[Data extracted from a collection]
··········

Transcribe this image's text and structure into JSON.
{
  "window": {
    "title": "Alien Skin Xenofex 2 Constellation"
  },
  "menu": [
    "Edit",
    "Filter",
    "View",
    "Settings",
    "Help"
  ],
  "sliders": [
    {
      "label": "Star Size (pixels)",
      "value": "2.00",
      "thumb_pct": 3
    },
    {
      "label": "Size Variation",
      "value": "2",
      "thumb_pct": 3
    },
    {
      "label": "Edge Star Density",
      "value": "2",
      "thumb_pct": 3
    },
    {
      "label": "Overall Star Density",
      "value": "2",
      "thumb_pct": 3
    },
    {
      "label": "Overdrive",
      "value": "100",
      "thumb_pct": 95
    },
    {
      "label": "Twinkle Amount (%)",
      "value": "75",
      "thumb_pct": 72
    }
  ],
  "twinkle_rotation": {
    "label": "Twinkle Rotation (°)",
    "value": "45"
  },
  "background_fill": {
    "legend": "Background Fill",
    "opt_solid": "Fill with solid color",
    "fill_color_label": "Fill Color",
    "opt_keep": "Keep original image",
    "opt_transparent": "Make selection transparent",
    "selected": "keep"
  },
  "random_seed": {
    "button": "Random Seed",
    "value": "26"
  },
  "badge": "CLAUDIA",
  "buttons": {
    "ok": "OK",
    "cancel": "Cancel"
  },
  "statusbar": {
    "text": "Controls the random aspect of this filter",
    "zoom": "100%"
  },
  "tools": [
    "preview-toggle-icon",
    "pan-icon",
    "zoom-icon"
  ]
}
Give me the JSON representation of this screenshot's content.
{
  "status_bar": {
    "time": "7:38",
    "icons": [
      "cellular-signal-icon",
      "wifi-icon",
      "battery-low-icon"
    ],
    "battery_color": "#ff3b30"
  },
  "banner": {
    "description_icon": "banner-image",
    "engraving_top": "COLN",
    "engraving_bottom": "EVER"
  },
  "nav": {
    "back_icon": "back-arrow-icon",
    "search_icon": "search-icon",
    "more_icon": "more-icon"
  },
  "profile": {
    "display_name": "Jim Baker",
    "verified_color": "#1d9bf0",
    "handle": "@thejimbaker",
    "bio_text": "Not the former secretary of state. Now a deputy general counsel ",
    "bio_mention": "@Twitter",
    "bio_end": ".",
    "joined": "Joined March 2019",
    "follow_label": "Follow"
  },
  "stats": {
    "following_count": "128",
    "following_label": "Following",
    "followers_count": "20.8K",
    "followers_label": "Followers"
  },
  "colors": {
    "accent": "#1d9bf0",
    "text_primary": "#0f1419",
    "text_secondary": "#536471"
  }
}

··········

* **STATED PROBLEM**
Filter the data, keeping only the lines that contain "Star".

* **OUTPUT FOR THIS EXERCISE**
      "label": "Star Size (pixels)",
      "label": "Edge Star Density",
      "label": "Overall Star Density",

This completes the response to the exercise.